LISTED RECORDS

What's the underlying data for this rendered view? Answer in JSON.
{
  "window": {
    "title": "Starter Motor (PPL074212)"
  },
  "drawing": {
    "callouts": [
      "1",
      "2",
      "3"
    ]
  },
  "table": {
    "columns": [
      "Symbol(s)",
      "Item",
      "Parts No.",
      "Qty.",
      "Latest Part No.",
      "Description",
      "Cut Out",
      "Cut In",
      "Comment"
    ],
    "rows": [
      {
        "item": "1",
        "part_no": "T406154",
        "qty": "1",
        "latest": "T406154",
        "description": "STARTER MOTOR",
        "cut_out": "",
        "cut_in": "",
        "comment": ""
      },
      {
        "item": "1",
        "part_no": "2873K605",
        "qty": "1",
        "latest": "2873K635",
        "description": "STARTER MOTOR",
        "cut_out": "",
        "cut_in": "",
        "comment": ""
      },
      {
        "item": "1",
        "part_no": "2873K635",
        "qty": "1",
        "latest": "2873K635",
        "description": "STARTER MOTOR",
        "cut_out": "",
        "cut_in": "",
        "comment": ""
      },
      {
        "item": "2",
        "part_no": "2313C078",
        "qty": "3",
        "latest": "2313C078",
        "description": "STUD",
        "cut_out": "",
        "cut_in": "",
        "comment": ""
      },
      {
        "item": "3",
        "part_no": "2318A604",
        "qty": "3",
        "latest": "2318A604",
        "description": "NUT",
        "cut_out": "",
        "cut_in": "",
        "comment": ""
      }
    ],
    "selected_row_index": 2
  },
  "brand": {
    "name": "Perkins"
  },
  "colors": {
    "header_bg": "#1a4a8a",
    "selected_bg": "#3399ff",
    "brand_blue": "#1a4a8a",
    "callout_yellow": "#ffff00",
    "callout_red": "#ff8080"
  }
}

PROBLEM DETAILS
All of the lines above must be returned exactly.

EXERCISE SOLUTION
What's the underlying data for this rendered view? Answer in JSON.
{
  "window": {
    "title": "Starter Motor (PPL074212)"
  },
  "drawing": {
    "callouts": [
      "1",
      "2",
      "3"
    ]
  },
  "table": {
    "columns": [
      "Symbol(s)",
      "Item",
      "Parts No.",
      "Qty.",
      "Latest Part No.",
      "Description",
      "Cut Out",
      "Cut In",
      "Comment"
    ],
    "rows": [
      {
        "item": "1",
        "part_no": "T406154",
        "qty": "1",
        "latest": "T406154",
        "description": "STARTER MOTOR",
        "cut_out": "",
        "cut_in": "",
        "comment": ""
      },
      {
        "item": "1",
        "part_no": "2873K605",
        "qty": "1",
        "latest": "2873K635",
        "description": "STARTER MOTOR",
        "cut_out": "",
        "cut_in": "",
        "comment": ""
      },
      {
        "item": "1",
        "part_no": "2873K635",
        "qty": "1",
        "latest": "2873K635",
        "description": "STARTER MOTOR",
        "cut_out": "",
        "cut_in": "",
        "comment": ""
      },
      {
        "item": "2",
        "part_no": "2313C078",
        "qty": "3",
        "latest": "2313C078",
        "description": "STUD",
        "cut_out": "",
        "cut_in": "",
        "comment": ""
      },
      {
        "item": "3",
        "part_no": "2318A604",
        "qty": "3",
        "latest": "2318A604",
        "description": "NUT",
        "cut_out": "",
        "cut_in": "",
        "comment": ""
      }
    ],
    "selected_row_index": 2
  },
  "brand": {
    "name": "Perkins"
  },
  "colors": {
    "header_bg": "#1a4a8a",
    "selected_bg": "#3399ff",
    "brand_blue": "#1a4a8a",
    "callout_yellow": "#ffff00",
    "callout_red": "#ff8080"
  }
}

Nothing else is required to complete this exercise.